▸ **Exercise prompt**: Copy every line of the listing that holds the string "Synoptic".

▸ **Stored data**:
□ □ □ □ □ □ □

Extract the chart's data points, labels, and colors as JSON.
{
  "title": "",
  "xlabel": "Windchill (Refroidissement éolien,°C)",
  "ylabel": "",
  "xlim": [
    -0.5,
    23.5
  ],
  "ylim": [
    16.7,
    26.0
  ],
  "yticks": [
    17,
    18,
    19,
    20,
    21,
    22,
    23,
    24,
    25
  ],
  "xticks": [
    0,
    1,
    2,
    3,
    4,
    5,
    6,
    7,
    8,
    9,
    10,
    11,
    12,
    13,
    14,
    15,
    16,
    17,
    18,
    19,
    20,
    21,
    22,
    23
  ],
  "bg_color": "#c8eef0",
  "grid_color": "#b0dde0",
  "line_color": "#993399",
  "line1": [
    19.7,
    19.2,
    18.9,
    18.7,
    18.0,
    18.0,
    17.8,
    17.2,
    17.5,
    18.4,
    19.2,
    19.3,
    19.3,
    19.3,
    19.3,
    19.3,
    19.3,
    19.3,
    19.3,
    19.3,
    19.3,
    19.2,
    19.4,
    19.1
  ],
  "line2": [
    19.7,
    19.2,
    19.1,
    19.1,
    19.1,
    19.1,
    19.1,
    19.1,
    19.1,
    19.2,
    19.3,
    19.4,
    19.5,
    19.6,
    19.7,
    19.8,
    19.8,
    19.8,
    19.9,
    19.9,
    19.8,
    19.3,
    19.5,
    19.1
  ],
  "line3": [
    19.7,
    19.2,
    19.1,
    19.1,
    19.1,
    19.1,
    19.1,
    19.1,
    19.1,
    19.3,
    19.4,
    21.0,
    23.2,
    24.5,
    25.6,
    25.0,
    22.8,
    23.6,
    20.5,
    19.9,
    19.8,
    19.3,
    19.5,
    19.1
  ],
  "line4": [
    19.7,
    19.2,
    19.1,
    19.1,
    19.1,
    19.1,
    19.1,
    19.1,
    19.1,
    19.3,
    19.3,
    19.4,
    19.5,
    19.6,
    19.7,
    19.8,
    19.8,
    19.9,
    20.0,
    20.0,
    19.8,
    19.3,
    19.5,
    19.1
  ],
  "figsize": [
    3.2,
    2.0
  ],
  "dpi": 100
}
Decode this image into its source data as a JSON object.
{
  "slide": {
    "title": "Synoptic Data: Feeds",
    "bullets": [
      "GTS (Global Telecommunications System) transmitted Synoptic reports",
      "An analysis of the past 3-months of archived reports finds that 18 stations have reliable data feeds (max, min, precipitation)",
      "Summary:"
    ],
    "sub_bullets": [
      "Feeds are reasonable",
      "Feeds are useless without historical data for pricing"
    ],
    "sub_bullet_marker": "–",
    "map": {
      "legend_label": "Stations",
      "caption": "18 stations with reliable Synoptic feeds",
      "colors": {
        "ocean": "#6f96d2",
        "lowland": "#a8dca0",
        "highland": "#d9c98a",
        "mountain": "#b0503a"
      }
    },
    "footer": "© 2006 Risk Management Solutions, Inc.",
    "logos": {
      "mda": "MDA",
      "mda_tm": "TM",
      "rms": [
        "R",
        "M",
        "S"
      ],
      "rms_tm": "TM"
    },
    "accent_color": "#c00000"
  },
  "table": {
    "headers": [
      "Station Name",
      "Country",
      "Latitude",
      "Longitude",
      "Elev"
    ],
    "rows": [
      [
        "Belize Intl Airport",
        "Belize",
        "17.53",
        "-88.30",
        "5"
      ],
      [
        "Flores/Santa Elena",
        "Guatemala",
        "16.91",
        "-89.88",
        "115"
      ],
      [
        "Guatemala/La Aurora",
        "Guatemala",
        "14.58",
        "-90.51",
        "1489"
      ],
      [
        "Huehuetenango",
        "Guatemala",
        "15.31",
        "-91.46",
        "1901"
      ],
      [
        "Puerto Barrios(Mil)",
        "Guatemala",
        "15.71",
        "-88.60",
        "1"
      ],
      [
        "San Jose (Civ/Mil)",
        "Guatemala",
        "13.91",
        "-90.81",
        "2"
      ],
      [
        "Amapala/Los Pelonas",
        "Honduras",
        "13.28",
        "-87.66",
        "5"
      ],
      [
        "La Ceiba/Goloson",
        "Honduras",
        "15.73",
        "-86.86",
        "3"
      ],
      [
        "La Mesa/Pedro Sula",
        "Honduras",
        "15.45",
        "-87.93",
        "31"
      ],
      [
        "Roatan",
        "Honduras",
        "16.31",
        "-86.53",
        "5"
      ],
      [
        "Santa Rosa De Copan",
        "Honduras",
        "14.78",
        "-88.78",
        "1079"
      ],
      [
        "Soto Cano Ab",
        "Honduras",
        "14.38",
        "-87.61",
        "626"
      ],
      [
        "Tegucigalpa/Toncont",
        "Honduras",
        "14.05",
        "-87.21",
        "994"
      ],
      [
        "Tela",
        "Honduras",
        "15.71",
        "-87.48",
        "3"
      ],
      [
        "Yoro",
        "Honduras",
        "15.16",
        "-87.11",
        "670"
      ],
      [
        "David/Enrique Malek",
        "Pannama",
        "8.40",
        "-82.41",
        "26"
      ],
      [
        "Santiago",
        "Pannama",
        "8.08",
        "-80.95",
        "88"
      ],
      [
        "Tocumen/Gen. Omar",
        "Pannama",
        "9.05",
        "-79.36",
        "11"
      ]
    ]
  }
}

□ □ □ □ □ □ □

▸ **Written reply**:
    "title": "Synoptic Data: Feeds",
      "GTS (Global Telecommunications System) transmitted Synoptic reports",
      "caption": "18 stations with reliable Synoptic feeds",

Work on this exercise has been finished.